» WHAT IS REQUIRED
Among the records below, find each line that includes the string "بدرا" and copy it.

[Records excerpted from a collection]
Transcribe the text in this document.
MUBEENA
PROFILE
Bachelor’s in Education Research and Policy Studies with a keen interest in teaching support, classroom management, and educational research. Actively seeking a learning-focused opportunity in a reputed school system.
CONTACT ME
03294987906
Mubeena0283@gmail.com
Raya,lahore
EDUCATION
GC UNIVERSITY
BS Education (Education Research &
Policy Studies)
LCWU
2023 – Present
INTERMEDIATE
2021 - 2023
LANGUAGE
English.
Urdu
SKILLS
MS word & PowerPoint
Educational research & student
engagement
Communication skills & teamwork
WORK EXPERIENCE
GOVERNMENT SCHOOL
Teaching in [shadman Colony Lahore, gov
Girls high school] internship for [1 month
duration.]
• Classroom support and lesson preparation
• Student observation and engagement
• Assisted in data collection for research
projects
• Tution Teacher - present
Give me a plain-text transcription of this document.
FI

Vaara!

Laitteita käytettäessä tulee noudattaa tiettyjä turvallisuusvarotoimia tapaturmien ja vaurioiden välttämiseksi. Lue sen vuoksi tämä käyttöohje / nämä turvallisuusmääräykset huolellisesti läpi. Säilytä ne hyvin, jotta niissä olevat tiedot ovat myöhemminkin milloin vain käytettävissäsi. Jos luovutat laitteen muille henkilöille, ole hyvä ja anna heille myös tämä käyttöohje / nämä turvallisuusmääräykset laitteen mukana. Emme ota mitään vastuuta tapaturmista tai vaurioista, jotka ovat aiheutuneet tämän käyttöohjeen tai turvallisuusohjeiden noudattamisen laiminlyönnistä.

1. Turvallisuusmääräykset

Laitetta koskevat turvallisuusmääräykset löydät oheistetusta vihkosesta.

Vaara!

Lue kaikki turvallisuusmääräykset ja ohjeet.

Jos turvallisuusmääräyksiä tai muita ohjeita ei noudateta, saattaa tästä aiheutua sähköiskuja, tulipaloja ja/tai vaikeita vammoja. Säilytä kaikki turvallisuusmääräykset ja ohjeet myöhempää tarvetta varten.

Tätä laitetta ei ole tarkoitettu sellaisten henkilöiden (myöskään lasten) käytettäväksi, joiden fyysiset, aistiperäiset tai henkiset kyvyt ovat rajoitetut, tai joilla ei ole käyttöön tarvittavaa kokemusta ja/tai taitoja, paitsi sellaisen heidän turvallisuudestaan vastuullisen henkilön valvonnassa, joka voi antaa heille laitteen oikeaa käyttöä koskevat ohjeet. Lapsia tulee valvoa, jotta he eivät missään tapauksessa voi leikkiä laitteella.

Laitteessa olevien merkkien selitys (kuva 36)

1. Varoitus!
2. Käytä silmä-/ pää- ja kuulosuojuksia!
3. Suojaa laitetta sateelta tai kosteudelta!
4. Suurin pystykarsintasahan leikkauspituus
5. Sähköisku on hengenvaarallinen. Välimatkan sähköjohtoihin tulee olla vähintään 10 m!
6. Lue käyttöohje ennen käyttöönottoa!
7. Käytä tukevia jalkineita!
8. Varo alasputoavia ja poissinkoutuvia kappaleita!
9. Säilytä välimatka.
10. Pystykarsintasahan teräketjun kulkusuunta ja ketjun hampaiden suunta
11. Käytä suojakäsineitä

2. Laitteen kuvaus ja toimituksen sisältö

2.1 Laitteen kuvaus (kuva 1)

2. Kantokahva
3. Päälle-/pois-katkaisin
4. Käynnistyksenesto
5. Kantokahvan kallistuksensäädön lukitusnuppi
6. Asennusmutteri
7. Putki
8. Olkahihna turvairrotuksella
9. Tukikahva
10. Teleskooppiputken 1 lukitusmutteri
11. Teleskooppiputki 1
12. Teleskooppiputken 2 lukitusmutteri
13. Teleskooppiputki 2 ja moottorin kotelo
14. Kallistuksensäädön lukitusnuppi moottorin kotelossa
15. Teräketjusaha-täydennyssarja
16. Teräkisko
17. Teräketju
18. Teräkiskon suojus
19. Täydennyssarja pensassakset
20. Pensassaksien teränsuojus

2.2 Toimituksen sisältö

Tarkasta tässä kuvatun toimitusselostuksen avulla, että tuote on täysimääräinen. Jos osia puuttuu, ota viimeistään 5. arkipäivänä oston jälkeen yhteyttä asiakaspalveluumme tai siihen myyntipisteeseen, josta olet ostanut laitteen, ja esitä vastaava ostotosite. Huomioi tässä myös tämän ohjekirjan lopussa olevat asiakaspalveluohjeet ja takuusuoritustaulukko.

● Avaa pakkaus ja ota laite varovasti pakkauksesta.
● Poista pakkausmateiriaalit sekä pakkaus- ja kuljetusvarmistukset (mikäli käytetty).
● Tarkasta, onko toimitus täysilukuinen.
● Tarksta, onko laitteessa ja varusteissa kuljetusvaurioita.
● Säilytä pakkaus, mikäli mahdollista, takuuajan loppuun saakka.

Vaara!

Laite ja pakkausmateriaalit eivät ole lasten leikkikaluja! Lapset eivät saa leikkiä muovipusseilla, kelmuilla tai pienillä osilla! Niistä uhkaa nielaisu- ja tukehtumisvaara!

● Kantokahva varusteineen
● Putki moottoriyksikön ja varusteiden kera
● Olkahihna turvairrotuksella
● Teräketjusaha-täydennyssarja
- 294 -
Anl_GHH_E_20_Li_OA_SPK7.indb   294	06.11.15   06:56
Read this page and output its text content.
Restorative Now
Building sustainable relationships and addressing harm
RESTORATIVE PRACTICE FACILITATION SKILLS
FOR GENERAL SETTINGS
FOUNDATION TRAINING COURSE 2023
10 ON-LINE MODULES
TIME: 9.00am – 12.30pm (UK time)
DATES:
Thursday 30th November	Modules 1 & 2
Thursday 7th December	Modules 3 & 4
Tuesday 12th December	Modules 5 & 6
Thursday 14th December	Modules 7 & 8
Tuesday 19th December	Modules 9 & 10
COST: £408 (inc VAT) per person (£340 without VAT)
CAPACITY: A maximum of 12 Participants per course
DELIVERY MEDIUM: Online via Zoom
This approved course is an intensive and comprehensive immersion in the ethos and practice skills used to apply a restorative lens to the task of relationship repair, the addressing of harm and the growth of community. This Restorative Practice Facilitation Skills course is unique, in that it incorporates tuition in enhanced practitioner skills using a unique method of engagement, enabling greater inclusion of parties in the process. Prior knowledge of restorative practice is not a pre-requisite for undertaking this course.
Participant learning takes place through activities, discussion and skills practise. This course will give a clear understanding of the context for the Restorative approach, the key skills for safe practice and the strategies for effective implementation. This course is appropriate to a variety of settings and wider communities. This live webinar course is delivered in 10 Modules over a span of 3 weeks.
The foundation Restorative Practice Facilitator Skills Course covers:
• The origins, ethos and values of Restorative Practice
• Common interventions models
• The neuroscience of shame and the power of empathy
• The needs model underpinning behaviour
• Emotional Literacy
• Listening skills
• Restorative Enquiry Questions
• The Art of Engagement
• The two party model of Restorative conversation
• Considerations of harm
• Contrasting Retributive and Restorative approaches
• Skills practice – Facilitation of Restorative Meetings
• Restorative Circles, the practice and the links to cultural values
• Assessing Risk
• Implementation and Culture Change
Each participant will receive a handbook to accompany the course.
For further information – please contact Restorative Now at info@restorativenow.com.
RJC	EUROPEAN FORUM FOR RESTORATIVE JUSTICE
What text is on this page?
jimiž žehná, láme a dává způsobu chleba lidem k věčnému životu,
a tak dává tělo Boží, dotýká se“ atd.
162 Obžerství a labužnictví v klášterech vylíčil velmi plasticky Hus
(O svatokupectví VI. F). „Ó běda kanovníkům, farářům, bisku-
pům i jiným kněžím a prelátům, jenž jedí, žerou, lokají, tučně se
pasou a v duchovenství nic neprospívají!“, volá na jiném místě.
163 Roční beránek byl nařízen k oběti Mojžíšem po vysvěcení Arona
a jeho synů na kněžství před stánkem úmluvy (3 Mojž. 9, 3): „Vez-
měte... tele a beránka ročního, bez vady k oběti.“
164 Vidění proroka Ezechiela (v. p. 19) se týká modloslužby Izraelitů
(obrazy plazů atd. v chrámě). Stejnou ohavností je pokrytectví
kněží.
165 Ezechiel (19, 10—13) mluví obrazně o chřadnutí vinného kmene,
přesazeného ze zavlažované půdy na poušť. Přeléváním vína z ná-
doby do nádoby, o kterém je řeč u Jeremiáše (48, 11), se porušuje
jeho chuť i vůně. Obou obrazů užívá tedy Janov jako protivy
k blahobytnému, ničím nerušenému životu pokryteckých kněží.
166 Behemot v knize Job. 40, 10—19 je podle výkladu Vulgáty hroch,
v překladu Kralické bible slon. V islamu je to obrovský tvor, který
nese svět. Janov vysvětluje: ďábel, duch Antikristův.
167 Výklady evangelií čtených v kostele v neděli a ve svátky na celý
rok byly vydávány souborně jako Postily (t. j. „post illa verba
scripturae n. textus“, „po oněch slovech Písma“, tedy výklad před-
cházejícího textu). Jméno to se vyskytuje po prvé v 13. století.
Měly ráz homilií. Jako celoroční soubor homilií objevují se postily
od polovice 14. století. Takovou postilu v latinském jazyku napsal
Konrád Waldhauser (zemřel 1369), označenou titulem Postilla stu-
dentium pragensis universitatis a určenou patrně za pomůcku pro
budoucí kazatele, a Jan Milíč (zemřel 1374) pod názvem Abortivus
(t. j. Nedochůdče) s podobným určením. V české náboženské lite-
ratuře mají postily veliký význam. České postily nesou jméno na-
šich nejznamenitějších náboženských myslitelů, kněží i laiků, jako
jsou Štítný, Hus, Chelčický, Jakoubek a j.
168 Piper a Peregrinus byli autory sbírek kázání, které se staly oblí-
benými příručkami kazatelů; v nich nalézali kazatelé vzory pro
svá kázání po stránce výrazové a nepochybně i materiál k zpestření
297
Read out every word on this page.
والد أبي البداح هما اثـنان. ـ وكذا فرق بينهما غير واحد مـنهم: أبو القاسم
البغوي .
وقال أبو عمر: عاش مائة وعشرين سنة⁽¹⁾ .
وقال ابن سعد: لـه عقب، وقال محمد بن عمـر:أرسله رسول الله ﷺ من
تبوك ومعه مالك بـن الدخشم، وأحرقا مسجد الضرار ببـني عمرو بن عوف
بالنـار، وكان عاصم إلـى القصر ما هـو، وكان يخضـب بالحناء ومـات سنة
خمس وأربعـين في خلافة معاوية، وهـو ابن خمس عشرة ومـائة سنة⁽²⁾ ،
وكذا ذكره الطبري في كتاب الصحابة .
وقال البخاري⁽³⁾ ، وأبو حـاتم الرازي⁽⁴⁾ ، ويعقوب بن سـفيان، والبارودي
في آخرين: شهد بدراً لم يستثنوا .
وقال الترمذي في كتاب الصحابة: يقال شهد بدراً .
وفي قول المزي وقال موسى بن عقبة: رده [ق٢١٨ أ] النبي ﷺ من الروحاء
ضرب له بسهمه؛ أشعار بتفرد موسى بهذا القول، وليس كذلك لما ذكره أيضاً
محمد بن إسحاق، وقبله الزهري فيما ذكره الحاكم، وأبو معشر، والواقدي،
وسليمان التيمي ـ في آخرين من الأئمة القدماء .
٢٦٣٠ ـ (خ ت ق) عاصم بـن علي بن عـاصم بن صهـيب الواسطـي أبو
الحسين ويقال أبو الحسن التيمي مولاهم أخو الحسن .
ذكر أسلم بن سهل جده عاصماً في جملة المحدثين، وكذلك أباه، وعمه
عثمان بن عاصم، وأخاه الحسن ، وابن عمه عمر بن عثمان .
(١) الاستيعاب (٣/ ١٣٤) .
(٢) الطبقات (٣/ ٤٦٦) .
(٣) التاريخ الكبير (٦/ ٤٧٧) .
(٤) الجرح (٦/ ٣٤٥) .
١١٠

» THE REPLY
في آخرين: شهد بدراً لم يستثنوا .
وقال الترمذي في كتاب الصحابة: يقال شهد بدراً .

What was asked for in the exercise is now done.